Items from a dataset
──────────────────────────────

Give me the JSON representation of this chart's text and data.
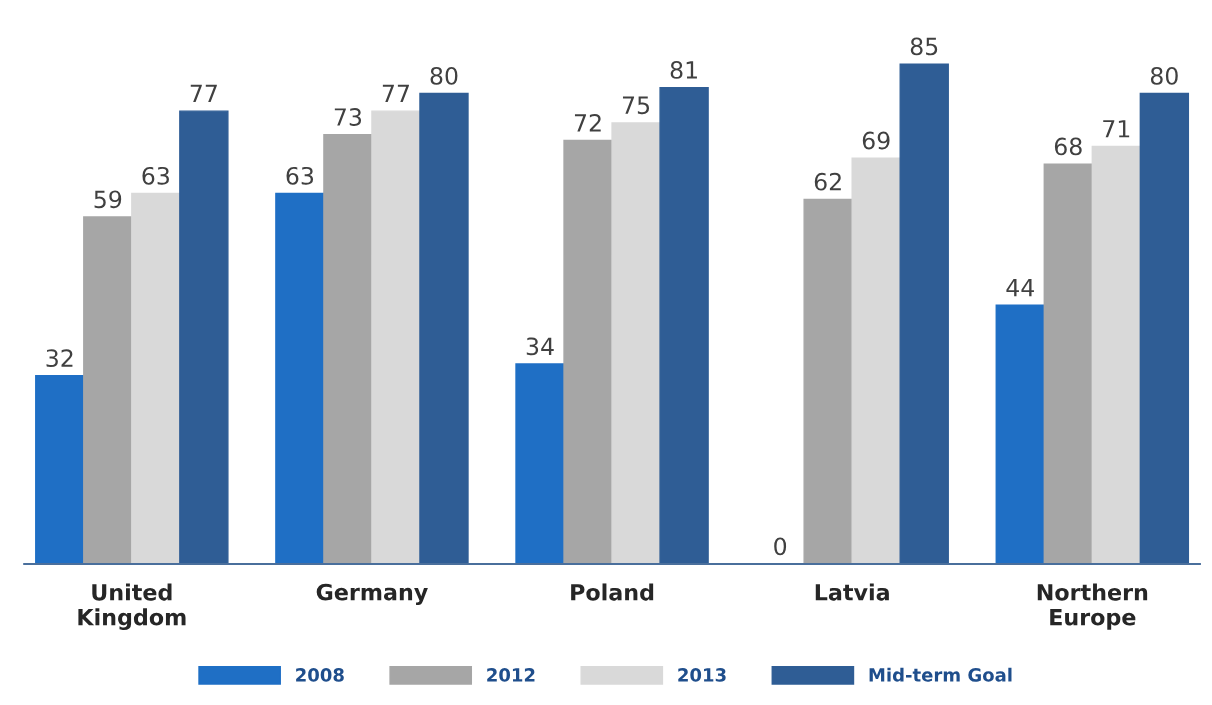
{
  "chart_data": {
    "type": "bar",
    "categories": [
      "United\nKingdom",
      "Germany",
      "Poland",
      "Latvia",
      "Northern\nEurope"
    ],
    "series": [
      {
        "name": "2008",
        "color": "#1f6fc5",
        "values": [
          32,
          63,
          34,
          0,
          44
        ]
      },
      {
        "name": "2012",
        "color": "#a6a6a6",
        "values": [
          59,
          73,
          72,
          62,
          68
        ]
      },
      {
        "name": "2013",
        "color": "#d9d9d9",
        "values": [
          63,
          77,
          75,
          69,
          71
        ]
      },
      {
        "name": "Mid-term Goal",
        "color": "#2f5d95",
        "values": [
          77,
          80,
          81,
          85,
          80
        ]
      }
    ],
    "data_labels": true,
    "legend": "bottom",
    "grid": false
  }
}
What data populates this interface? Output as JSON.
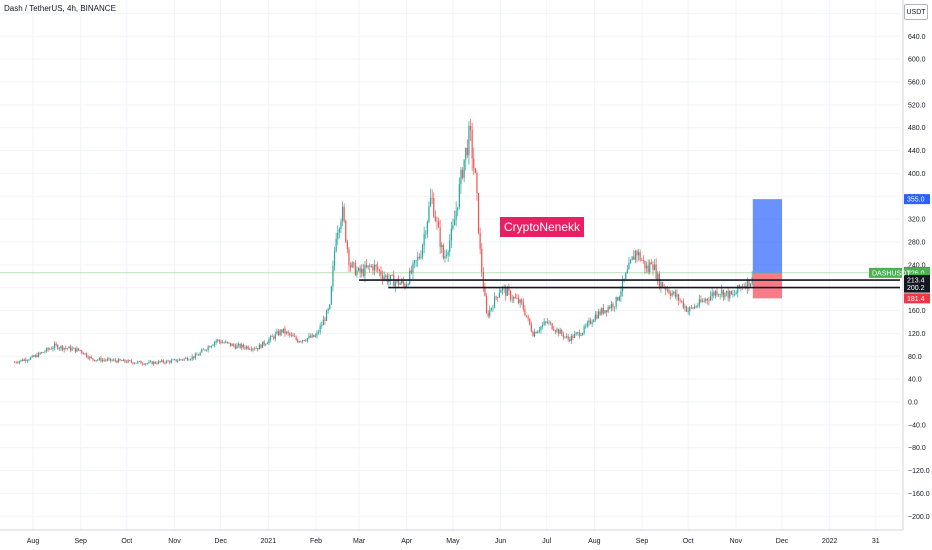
{
  "header": {
    "title": "Dash / TetherUS, 4h, BINANCE",
    "unit": "USDT"
  },
  "watermark": "CryptoNenekk",
  "colors": {
    "up": "#26a69a",
    "down": "#ef5350",
    "line": "#131722",
    "target": "#2962ff",
    "stop": "#f23645",
    "grid": "#f0f3fa"
  },
  "chart_data": {
    "type": "candlestick",
    "title": "Dash / TetherUS, 4h, BINANCE",
    "ylim": [
      -220,
      680
    ],
    "y_ticks": [
      "680.0",
      "640.0",
      "600.0",
      "560.0",
      "520.0",
      "480.0",
      "440.0",
      "400.0",
      "360.0",
      "320.0",
      "280.0",
      "240.0",
      "200.0",
      "160.0",
      "120.0",
      "80.0",
      "40.0",
      "0.0",
      "−40.0",
      "−80.0",
      "−120.0",
      "−160.0",
      "−200.0"
    ],
    "y_tick_values": [
      680,
      640,
      600,
      560,
      520,
      480,
      440,
      400,
      360,
      320,
      280,
      240,
      200,
      160,
      120,
      80,
      40,
      0,
      -40,
      -80,
      -120,
      -160,
      -200
    ],
    "x_ticks": [
      {
        "label": "Aug",
        "date": "2020-08-01"
      },
      {
        "label": "Sep",
        "date": "2020-09-01"
      },
      {
        "label": "Oct",
        "date": "2020-10-01"
      },
      {
        "label": "Nov",
        "date": "2020-11-01"
      },
      {
        "label": "Dec",
        "date": "2020-12-01"
      },
      {
        "label": "2021",
        "date": "2021-01-01"
      },
      {
        "label": "Feb",
        "date": "2021-02-01"
      },
      {
        "label": "Mar",
        "date": "2021-03-01"
      },
      {
        "label": "Apr",
        "date": "2021-04-01"
      },
      {
        "label": "May",
        "date": "2021-05-01"
      },
      {
        "label": "Jun",
        "date": "2021-06-01"
      },
      {
        "label": "Jul",
        "date": "2021-07-01"
      },
      {
        "label": "Aug",
        "date": "2021-08-01"
      },
      {
        "label": "Sep",
        "date": "2021-09-01"
      },
      {
        "label": "Oct",
        "date": "2021-10-01"
      },
      {
        "label": "Nov",
        "date": "2021-11-01"
      },
      {
        "label": "Dec",
        "date": "2021-12-01"
      },
      {
        "label": "2022",
        "date": "2022-01-01"
      },
      {
        "label": "31",
        "date": "2022-01-31"
      }
    ],
    "price_path": [
      [
        "2020-07-20",
        70
      ],
      [
        "2020-08-01",
        78
      ],
      [
        "2020-08-15",
        98
      ],
      [
        "2020-09-01",
        90
      ],
      [
        "2020-09-08",
        75
      ],
      [
        "2020-09-25",
        72
      ],
      [
        "2020-10-15",
        68
      ],
      [
        "2020-11-01",
        72
      ],
      [
        "2020-11-15",
        80
      ],
      [
        "2020-11-28",
        108
      ],
      [
        "2020-12-10",
        98
      ],
      [
        "2020-12-25",
        95
      ],
      [
        "2021-01-10",
        125
      ],
      [
        "2021-01-20",
        108
      ],
      [
        "2021-02-01",
        115
      ],
      [
        "2021-02-10",
        165
      ],
      [
        "2021-02-14",
        295
      ],
      [
        "2021-02-18",
        335
      ],
      [
        "2021-02-23",
        240
      ],
      [
        "2021-03-01",
        225
      ],
      [
        "2021-03-10",
        238
      ],
      [
        "2021-03-20",
        215
      ],
      [
        "2021-03-31",
        205
      ],
      [
        "2021-04-10",
        260
      ],
      [
        "2021-04-17",
        360
      ],
      [
        "2021-04-25",
        250
      ],
      [
        "2021-05-01",
        300
      ],
      [
        "2021-05-08",
        420
      ],
      [
        "2021-05-12",
        470
      ],
      [
        "2021-05-16",
        380
      ],
      [
        "2021-05-19",
        250
      ],
      [
        "2021-05-23",
        150
      ],
      [
        "2021-06-01",
        200
      ],
      [
        "2021-06-15",
        170
      ],
      [
        "2021-06-22",
        120
      ],
      [
        "2021-07-01",
        140
      ],
      [
        "2021-07-15",
        110
      ],
      [
        "2021-07-25",
        125
      ],
      [
        "2021-08-01",
        150
      ],
      [
        "2021-08-15",
        175
      ],
      [
        "2021-08-28",
        265
      ],
      [
        "2021-09-05",
        230
      ],
      [
        "2021-09-07",
        250
      ],
      [
        "2021-09-12",
        210
      ],
      [
        "2021-09-25",
        180
      ],
      [
        "2021-10-01",
        160
      ],
      [
        "2021-10-10",
        175
      ],
      [
        "2021-10-20",
        195
      ],
      [
        "2021-10-30",
        185
      ],
      [
        "2021-11-05",
        205
      ],
      [
        "2021-11-12",
        213.4
      ]
    ],
    "levels": [
      {
        "name": "resistance",
        "value": 213.4
      },
      {
        "name": "support",
        "value": 200.2
      }
    ],
    "position": {
      "type": "long",
      "entry": 226.0,
      "target": 355.0,
      "stop": 181.4,
      "start": "2021-11-12",
      "end": "2021-12-01"
    },
    "price_labels": [
      {
        "text": "355.0",
        "value": 355.0,
        "color": "#2962ff"
      },
      {
        "text": "227.7",
        "value": 227.7,
        "color": "#787b86"
      },
      {
        "text": "226.0",
        "value": 226.0,
        "color": "#4caf50"
      },
      {
        "text": "38:43",
        "value": 216.0,
        "color": "#4caf50"
      },
      {
        "text": "213.4",
        "value": 213.4,
        "color": "#131722"
      },
      {
        "text": "200.2",
        "value": 200.2,
        "color": "#131722"
      },
      {
        "text": "181.4",
        "value": 181.4,
        "color": "#f23645"
      }
    ],
    "symbol_tag": "DASHUSDT",
    "last_price": 226.0
  }
}
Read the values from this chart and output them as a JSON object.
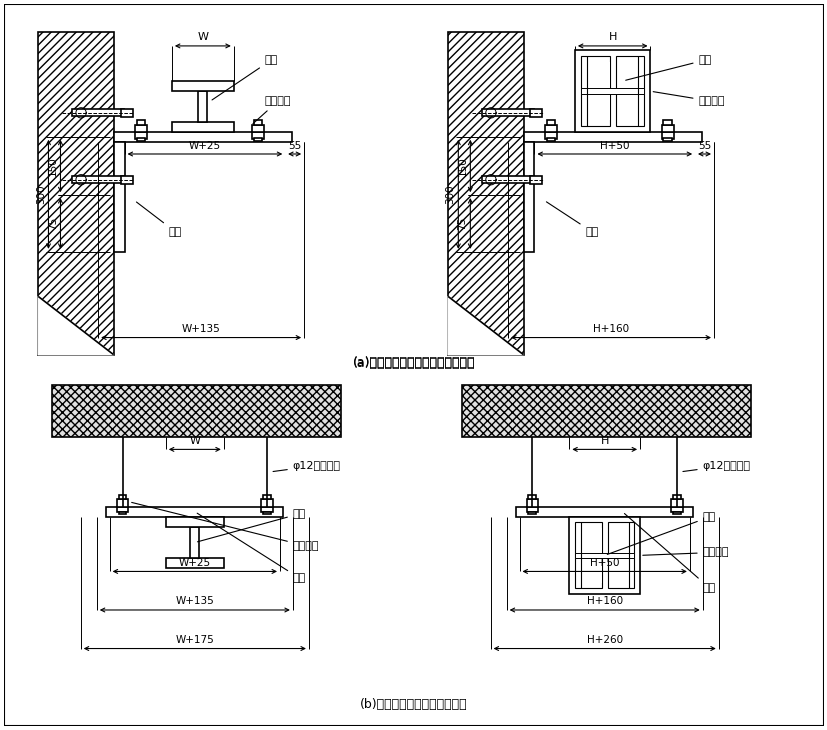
{
  "title_a": "(a)在墙体角锂支架上平、侧卧安装",
  "title_b": "(b)在楼板吨架上平、侧卧安装",
  "label_muline": "母线",
  "label_pingwo": "平卧压板",
  "label_cewo": "侧卧压板",
  "label_zhijia": "支架",
  "label_diaozhang": "吨架",
  "label_phi12_l": "φ12圆锂吨杆",
  "label_phi12_r": "φ12圆锂吨杆",
  "bg_color": "#ffffff",
  "line_color": "#000000"
}
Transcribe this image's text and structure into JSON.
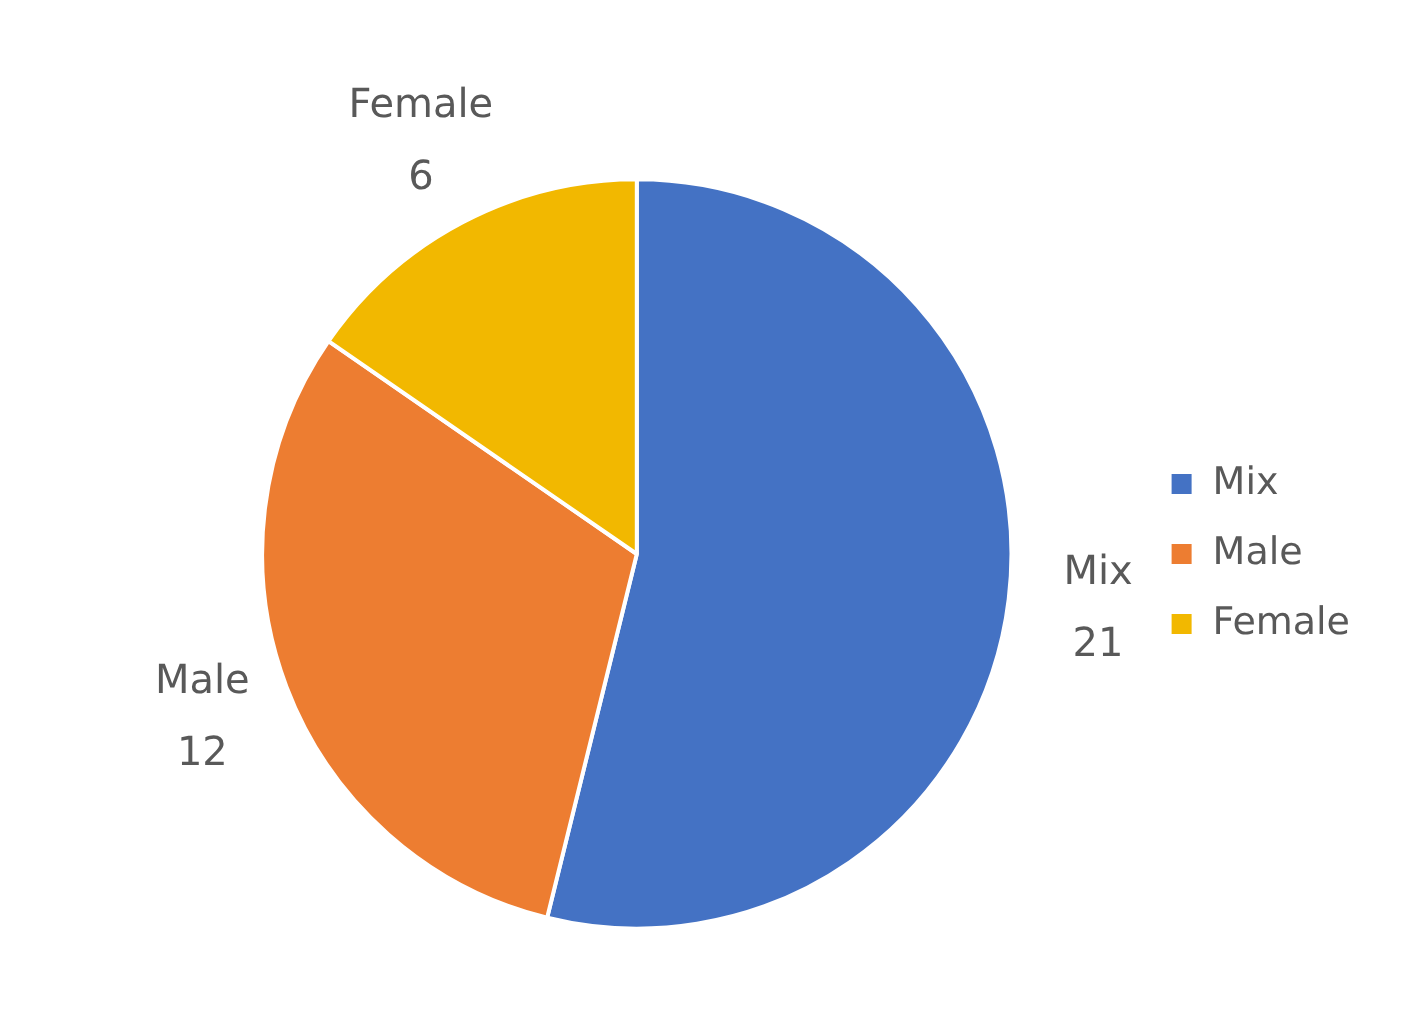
{
  "chart_data": {
    "type": "pie",
    "categories": [
      "Mix",
      "Male",
      "Female"
    ],
    "values": [
      21,
      12,
      6
    ],
    "colors": [
      "#4472c4",
      "#ed7d31",
      "#f2b800"
    ],
    "data_labels": true,
    "legend": "right"
  }
}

──────────────────────────────

> [What the exercise asks]: Where a line above holds the string "this", show that line.

> [Final answer]:
Give me the JSON representation of this chart's text and data.
What data populates this interface? Output as JSON.
Read the values from this chart and output them as a JSON object.
Transcribe this image's text and structure into JSON.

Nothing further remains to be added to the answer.